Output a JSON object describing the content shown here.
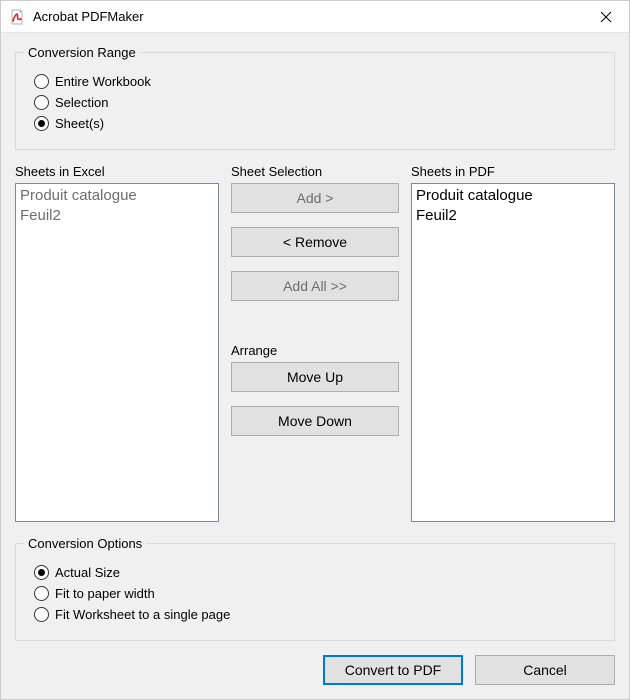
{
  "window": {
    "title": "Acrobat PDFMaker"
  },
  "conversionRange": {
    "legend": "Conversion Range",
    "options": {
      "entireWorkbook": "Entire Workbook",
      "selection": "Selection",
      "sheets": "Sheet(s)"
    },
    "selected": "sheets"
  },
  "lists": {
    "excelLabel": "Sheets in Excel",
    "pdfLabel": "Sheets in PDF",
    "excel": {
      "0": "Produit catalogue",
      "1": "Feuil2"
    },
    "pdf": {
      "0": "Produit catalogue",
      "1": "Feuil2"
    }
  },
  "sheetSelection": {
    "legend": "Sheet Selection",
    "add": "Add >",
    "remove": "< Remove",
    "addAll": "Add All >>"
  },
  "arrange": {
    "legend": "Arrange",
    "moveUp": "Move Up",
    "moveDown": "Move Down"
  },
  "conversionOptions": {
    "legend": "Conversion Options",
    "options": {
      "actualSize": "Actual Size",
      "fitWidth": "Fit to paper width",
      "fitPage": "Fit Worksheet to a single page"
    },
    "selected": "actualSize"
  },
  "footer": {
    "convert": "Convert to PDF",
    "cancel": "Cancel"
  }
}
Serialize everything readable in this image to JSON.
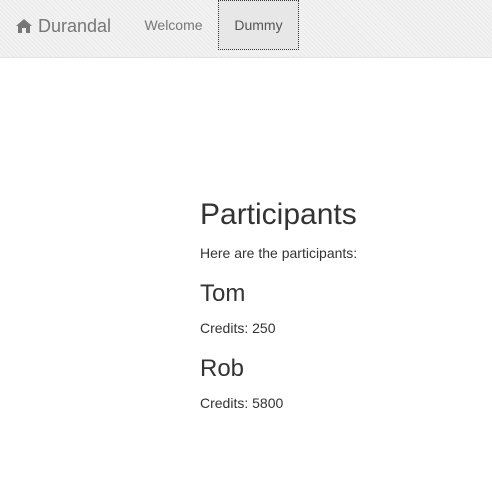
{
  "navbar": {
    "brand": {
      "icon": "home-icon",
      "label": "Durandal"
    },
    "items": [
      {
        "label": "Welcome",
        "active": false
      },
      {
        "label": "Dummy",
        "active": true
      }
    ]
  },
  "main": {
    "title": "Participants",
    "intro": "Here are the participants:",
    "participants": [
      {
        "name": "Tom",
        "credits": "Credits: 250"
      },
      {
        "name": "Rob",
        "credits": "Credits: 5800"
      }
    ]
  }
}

#### [Prompt]
Copy out the data above exactly, except the pictures.

#### [Answer to this task]
Output a JSON object describing the content shown here.
{
  "window": {
    "title": "Acrobat PDFMaker"
  },
  "conversionRange": {
    "legend": "Conversion Range",
    "options": {
      "entireWorkbook": "Entire Workbook",
      "selection": "Selection",
      "sheets": "Sheet(s)"
    },
    "selected": "sheets"
  },
  "lists": {
    "excelLabel": "Sheets in Excel",
    "pdfLabel": "Sheets in PDF",
    "excel": {
      "0": "Produit catalogue",
      "1": "Feuil2"
    },
    "pdf": {
      "0": "Produit catalogue",
      "1": "Feuil2"
    }
  },
  "sheetSelection": {
    "legend": "Sheet Selection",
    "add": "Add >",
    "remove": "< Remove",
    "addAll": "Add All >>"
  },
  "arrange": {
    "legend": "Arrange",
    "moveUp": "Move Up",
    "moveDown": "Move Down"
  },
  "conversionOptions": {
    "legend": "Conversion Options",
    "options": {
      "actualSize": "Actual Size",
      "fitWidth": "Fit to paper width",
      "fitPage": "Fit Worksheet to a single page"
    },
    "selected": "actualSize"
  },
  "footer": {
    "convert": "Convert to PDF",
    "cancel": "Cancel"
  }
}
Serialize everything readable in this image to JSON.
{
  "navbar": {
    "brand": {
      "icon": "home-icon",
      "label": "Durandal"
    },
    "items": [
      {
        "label": "Welcome",
        "active": false
      },
      {
        "label": "Dummy",
        "active": true
      }
    ]
  },
  "main": {
    "title": "Participants",
    "intro": "Here are the participants:",
    "participants": [
      {
        "name": "Tom",
        "credits": "Credits: 250"
      },
      {
        "name": "Rob",
        "credits": "Credits: 5800"
      }
    ]
  }
}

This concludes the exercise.